╭─ EXTRACTED INFORMATION
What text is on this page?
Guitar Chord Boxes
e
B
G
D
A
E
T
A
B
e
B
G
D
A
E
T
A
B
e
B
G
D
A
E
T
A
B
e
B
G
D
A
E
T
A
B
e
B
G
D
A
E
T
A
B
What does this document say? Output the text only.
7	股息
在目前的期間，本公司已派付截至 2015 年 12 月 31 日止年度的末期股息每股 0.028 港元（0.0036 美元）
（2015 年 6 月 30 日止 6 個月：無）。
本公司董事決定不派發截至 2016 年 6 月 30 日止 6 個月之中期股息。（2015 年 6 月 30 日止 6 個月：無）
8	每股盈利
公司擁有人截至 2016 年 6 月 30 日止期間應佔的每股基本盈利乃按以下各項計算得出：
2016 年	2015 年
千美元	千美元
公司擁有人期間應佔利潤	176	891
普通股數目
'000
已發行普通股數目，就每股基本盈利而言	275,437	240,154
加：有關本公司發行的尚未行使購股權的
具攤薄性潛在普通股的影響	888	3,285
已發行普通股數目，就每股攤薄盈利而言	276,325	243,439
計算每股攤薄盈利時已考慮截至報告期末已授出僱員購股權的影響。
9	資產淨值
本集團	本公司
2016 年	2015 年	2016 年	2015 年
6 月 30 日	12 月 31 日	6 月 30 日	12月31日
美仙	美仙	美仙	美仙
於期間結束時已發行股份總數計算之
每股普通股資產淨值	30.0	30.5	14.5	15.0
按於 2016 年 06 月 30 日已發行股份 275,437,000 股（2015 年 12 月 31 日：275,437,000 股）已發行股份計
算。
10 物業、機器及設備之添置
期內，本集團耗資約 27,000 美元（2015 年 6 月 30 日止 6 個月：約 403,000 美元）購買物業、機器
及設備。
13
╰─
**TO BE DONE**
Type the whole listing again, unaltered.

**RESULT OF THIS EXERCISE**
What text is on this page?
Guitar Chord Boxes
e
B
G
D
A
E
T
A
B
e
B
G
D
A
E
T
A
B
e
B
G
D
A
E
T
A
B
e
B
G
D
A
E
T
A
B
e
B
G
D
A
E
T
A
B
What does this document say? Output the text only.
7	股息
在目前的期間，本公司已派付截至 2015 年 12 月 31 日止年度的末期股息每股 0.028 港元（0.0036 美元）
（2015 年 6 月 30 日止 6 個月：無）。
本公司董事決定不派發截至 2016 年 6 月 30 日止 6 個月之中期股息。（2015 年 6 月 30 日止 6 個月：無）
8	每股盈利
公司擁有人截至 2016 年 6 月 30 日止期間應佔的每股基本盈利乃按以下各項計算得出：
2016 年	2015 年
千美元	千美元
公司擁有人期間應佔利潤	176	891
普通股數目
'000
已發行普通股數目，就每股基本盈利而言	275,437	240,154
加：有關本公司發行的尚未行使購股權的
具攤薄性潛在普通股的影響	888	3,285
已發行普通股數目，就每股攤薄盈利而言	276,325	243,439
計算每股攤薄盈利時已考慮截至報告期末已授出僱員購股權的影響。
9	資產淨值
本集團	本公司
2016 年	2015 年	2016 年	2015 年
6 月 30 日	12 月 31 日	6 月 30 日	12月31日
美仙	美仙	美仙	美仙
於期間結束時已發行股份總數計算之
每股普通股資產淨值	30.0	30.5	14.5	15.0
按於 2016 年 06 月 30 日已發行股份 275,437,000 股（2015 年 12 月 31 日：275,437,000 股）已發行股份計
算。
10 物業、機器及設備之添置
期內，本集團耗資約 27,000 美元（2015 年 6 月 30 日止 6 個月：約 403,000 美元）購買物業、機器
及設備。
13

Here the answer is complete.